#### [Records to use]

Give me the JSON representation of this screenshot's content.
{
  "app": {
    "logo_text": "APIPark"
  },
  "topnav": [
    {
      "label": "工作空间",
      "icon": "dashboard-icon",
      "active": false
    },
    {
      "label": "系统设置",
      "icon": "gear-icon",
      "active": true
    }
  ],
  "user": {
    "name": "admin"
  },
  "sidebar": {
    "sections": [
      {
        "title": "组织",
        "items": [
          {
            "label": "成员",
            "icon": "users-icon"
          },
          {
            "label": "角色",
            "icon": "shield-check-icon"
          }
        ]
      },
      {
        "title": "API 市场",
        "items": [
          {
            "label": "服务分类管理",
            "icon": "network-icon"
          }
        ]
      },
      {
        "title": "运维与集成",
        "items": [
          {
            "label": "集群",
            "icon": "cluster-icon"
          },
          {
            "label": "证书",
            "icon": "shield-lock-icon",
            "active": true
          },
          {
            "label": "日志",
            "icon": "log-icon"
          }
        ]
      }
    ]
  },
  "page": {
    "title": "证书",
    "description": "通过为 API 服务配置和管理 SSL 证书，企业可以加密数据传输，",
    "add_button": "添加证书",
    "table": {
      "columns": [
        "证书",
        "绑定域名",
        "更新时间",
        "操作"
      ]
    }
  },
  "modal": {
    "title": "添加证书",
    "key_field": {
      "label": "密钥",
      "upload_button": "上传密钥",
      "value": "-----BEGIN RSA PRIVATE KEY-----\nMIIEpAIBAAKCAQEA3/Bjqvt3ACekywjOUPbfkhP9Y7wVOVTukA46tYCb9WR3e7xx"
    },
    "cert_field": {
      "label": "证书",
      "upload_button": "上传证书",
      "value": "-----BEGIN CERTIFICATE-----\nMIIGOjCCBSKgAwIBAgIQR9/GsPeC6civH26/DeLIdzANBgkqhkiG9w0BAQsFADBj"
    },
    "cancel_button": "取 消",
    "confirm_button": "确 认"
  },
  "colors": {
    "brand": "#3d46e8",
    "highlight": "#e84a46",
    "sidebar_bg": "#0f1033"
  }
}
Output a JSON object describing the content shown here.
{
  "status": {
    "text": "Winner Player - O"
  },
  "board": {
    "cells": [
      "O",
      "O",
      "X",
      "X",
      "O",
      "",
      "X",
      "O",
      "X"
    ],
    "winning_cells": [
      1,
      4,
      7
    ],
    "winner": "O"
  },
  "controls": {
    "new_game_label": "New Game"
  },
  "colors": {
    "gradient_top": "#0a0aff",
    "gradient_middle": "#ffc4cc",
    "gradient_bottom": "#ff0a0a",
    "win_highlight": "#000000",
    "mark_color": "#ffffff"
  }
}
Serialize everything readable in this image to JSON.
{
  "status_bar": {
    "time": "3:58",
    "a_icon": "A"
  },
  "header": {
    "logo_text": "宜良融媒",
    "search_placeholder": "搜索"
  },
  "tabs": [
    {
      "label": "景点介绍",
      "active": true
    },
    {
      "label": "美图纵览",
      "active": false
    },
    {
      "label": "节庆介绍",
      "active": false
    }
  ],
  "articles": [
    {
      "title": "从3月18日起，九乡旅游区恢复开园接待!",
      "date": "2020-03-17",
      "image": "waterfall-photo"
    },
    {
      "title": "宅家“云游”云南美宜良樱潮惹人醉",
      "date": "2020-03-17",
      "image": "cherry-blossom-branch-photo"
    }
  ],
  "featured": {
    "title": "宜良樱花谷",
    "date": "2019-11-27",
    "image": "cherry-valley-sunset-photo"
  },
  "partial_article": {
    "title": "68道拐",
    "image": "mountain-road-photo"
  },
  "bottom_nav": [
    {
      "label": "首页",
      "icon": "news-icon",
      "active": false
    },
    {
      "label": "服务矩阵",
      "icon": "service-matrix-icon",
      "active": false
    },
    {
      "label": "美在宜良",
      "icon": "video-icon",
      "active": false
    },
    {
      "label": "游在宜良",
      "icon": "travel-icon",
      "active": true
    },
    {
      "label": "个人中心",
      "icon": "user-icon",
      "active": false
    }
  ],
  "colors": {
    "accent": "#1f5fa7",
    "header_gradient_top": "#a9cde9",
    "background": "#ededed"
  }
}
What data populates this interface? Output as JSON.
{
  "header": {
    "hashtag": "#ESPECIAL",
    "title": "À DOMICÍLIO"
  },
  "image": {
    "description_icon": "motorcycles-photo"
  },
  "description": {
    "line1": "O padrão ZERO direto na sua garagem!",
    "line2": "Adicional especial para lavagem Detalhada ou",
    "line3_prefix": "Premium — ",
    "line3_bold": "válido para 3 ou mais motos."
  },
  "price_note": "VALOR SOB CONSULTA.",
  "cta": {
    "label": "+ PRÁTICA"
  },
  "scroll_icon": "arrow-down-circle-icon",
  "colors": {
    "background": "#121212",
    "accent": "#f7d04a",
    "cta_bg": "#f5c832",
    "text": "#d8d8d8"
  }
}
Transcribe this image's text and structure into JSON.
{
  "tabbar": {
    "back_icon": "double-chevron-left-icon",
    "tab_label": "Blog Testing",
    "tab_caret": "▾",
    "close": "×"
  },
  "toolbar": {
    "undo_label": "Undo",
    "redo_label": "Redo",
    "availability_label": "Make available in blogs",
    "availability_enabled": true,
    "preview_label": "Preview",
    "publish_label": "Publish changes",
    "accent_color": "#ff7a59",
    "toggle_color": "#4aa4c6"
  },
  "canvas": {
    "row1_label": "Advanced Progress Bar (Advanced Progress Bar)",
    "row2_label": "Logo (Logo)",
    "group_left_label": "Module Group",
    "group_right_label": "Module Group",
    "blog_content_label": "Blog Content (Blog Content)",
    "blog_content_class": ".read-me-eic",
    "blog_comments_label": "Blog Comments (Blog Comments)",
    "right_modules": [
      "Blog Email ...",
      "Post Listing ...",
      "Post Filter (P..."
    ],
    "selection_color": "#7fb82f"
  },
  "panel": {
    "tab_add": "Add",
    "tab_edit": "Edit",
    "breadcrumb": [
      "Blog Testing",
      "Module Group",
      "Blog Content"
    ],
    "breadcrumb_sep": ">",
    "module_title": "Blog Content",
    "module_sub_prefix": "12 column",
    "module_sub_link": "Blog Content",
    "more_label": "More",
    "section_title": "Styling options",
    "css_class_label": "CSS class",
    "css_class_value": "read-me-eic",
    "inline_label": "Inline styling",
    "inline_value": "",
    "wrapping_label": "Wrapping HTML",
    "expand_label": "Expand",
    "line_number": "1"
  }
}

#### [Exercise aim]
Copy all lines from the material that contain "this".

#### [Correct response]
Give me the JSON representation of this screenshot's content.
Serialize everything readable in this image to JSON.
What data populates this interface? Output as JSON.
Transcribe this image's text and structure into JSON.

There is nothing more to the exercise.